### TO BE DONE
Copy every line in the records below that contains the word "image".

### Saved data entries
--------------------------------

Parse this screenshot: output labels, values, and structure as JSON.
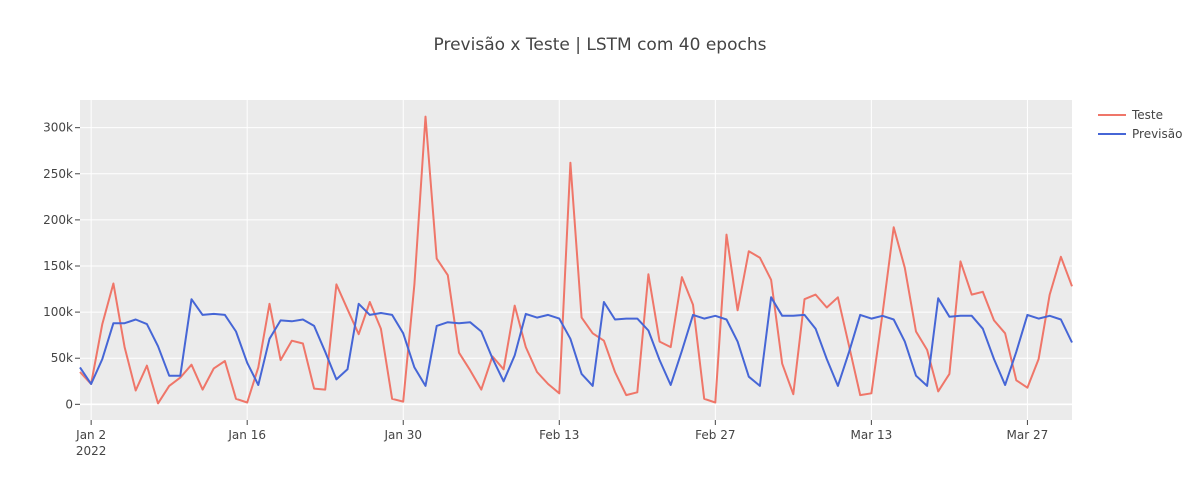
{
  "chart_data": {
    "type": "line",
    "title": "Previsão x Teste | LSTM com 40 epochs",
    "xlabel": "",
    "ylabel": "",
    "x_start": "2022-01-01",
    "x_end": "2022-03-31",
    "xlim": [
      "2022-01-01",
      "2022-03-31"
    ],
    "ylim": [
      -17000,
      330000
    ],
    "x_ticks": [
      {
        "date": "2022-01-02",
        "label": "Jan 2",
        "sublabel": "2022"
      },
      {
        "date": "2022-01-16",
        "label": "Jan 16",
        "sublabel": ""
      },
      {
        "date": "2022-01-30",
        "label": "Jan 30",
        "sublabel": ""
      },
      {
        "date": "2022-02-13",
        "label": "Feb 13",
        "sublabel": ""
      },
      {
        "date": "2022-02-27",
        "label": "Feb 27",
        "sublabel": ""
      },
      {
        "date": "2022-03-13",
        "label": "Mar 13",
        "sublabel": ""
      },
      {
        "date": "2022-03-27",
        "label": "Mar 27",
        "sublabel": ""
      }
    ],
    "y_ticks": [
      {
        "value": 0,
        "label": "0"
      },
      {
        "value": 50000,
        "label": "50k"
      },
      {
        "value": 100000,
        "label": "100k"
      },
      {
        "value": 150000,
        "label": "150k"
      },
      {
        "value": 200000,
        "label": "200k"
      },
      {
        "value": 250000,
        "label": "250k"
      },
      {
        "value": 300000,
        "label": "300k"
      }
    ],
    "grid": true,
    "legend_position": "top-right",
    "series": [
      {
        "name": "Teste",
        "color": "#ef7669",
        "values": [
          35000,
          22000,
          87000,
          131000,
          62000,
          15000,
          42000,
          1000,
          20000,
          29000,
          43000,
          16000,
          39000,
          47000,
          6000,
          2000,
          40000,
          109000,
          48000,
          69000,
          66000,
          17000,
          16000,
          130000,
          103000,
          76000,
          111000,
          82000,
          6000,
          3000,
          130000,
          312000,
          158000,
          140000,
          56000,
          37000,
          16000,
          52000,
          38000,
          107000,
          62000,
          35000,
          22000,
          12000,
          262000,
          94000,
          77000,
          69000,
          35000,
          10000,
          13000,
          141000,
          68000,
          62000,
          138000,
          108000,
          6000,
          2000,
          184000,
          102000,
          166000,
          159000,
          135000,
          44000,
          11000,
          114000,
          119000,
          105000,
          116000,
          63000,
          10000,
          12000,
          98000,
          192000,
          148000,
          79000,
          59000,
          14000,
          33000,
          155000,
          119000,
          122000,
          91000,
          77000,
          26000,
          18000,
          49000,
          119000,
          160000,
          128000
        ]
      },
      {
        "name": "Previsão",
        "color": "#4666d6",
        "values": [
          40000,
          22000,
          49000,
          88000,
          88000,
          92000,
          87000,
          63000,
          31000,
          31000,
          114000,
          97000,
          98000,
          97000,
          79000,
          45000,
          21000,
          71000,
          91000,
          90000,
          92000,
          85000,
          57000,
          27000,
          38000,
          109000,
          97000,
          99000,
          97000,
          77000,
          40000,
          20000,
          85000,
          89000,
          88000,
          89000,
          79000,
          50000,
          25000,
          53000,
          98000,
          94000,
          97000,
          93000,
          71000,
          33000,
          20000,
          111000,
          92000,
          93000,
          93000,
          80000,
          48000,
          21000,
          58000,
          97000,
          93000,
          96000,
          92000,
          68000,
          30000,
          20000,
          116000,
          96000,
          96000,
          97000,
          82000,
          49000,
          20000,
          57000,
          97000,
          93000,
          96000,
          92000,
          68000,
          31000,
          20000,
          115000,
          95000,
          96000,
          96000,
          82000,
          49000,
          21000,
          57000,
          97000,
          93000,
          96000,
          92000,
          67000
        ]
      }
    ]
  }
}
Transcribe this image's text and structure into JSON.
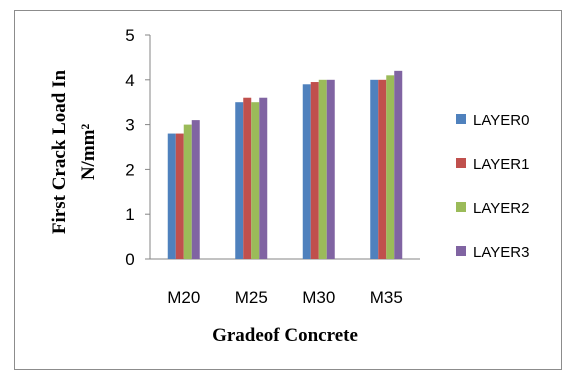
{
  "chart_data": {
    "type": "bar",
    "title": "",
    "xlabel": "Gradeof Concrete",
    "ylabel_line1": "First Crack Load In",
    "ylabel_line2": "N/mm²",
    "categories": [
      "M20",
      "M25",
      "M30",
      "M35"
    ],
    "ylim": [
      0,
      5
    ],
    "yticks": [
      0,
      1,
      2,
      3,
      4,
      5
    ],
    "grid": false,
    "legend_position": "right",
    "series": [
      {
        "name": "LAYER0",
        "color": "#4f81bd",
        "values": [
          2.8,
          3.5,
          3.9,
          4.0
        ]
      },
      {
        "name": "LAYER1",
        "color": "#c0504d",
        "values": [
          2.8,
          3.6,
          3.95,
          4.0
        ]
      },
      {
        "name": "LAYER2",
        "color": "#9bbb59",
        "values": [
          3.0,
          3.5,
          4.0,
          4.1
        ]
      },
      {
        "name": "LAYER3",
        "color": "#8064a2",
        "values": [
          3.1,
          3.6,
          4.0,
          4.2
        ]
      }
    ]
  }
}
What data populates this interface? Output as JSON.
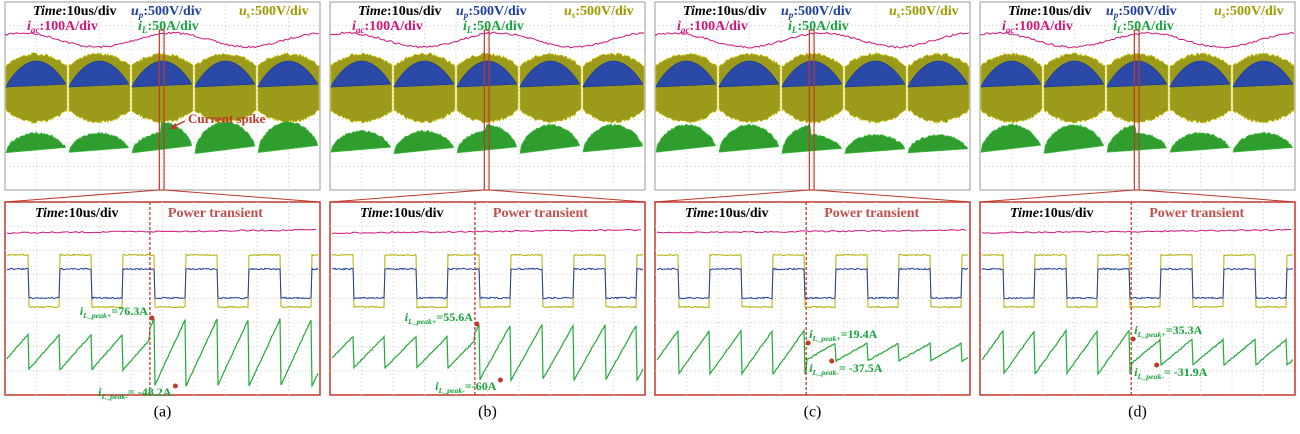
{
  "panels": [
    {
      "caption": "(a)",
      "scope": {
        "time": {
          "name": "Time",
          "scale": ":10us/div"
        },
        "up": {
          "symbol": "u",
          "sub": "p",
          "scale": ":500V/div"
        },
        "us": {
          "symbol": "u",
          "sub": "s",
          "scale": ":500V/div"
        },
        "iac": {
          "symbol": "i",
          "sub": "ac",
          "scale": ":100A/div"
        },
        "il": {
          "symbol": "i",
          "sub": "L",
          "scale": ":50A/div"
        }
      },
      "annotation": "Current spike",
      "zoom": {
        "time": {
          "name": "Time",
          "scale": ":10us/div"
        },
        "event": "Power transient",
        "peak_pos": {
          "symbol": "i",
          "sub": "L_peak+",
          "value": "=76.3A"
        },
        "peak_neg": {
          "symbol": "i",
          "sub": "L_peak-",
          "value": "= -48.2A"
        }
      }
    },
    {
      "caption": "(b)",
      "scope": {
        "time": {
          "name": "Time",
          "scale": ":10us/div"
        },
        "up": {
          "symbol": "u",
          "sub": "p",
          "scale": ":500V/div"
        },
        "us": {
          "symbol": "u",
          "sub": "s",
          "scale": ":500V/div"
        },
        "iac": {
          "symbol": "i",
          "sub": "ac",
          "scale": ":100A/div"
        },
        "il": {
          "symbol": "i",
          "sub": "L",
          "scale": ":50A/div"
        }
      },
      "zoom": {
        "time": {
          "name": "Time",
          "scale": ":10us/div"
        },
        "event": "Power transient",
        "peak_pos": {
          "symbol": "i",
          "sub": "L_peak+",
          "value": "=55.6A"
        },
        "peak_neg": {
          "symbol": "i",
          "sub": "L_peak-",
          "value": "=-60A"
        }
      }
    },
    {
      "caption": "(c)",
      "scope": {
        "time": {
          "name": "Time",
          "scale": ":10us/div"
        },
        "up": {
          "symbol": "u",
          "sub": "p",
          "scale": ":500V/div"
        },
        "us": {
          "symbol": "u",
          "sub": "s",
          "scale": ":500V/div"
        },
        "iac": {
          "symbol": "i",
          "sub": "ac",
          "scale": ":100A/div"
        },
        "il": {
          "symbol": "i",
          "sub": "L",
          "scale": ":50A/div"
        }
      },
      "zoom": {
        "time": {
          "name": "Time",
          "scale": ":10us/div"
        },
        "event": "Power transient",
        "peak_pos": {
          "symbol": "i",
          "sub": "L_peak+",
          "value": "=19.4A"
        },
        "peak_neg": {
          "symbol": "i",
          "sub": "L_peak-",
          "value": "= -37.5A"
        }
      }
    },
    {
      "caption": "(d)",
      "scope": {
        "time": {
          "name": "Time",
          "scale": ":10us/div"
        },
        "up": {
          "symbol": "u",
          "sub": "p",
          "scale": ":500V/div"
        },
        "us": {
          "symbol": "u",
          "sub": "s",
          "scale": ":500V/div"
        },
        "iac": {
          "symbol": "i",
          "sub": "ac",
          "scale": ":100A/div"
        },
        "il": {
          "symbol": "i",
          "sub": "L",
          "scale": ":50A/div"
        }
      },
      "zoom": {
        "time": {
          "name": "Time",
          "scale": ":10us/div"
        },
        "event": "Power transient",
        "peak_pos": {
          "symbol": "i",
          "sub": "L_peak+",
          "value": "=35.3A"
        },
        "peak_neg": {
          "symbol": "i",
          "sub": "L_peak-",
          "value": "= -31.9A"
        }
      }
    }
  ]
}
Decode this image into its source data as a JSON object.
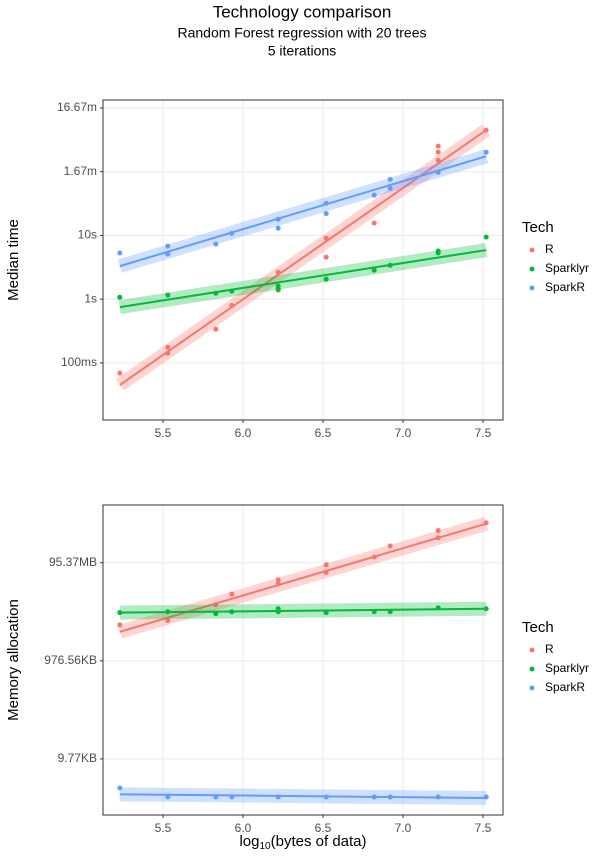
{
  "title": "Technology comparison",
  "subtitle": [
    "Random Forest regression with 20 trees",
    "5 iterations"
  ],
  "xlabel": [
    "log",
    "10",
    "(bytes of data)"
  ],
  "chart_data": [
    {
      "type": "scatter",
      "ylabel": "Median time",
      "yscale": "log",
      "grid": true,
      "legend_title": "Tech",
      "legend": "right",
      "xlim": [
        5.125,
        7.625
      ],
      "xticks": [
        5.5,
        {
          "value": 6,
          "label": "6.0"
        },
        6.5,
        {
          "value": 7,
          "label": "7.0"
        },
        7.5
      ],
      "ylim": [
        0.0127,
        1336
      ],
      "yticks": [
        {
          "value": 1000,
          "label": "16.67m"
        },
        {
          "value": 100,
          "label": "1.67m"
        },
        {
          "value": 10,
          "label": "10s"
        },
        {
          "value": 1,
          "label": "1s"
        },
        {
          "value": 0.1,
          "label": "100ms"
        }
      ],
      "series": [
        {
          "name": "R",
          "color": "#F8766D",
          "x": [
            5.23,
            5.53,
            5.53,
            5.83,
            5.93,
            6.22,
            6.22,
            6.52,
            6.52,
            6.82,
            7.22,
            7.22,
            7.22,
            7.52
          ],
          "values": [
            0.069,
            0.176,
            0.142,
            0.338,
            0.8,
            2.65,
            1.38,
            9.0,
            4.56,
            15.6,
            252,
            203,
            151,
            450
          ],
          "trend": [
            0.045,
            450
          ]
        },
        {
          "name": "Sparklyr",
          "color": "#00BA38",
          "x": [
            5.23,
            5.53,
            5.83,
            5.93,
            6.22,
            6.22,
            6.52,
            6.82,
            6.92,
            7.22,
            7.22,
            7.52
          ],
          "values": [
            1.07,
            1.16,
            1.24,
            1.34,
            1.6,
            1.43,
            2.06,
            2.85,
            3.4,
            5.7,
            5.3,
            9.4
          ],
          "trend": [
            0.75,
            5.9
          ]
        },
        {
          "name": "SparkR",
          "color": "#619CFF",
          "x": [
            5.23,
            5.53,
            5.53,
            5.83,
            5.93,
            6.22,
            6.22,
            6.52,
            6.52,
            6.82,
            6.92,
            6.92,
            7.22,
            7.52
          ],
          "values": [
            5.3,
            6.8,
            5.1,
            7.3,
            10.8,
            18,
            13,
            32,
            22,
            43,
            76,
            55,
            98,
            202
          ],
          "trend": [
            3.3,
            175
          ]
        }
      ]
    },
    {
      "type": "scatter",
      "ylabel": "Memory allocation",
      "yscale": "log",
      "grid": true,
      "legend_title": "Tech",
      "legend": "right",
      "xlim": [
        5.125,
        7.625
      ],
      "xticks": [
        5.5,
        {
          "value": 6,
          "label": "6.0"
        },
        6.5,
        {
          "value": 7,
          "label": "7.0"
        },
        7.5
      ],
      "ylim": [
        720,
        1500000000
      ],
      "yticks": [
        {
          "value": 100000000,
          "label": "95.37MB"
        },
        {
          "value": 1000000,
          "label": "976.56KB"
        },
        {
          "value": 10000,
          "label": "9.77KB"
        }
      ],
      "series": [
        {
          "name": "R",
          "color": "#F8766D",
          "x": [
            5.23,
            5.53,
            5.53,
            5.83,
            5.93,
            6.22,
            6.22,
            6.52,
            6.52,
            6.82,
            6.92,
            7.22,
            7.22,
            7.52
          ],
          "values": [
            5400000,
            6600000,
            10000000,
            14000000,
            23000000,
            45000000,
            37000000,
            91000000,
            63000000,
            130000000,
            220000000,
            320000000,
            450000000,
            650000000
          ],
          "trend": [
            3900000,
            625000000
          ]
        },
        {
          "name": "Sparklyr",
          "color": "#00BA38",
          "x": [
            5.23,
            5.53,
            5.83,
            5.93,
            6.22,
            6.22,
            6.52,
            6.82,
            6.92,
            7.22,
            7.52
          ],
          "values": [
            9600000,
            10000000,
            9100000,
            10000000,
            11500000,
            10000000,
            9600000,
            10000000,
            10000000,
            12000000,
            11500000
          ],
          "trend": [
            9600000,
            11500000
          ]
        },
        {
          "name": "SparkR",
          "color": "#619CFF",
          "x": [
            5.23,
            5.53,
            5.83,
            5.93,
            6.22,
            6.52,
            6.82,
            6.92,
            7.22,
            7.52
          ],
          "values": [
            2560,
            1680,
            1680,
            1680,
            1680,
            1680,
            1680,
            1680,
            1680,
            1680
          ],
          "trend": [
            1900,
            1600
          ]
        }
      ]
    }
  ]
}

--------------------------------

### EXERCISE RESPONSE
Transcribe this image's text and structure into JSON.
Decode this image into its source data as a JSON object.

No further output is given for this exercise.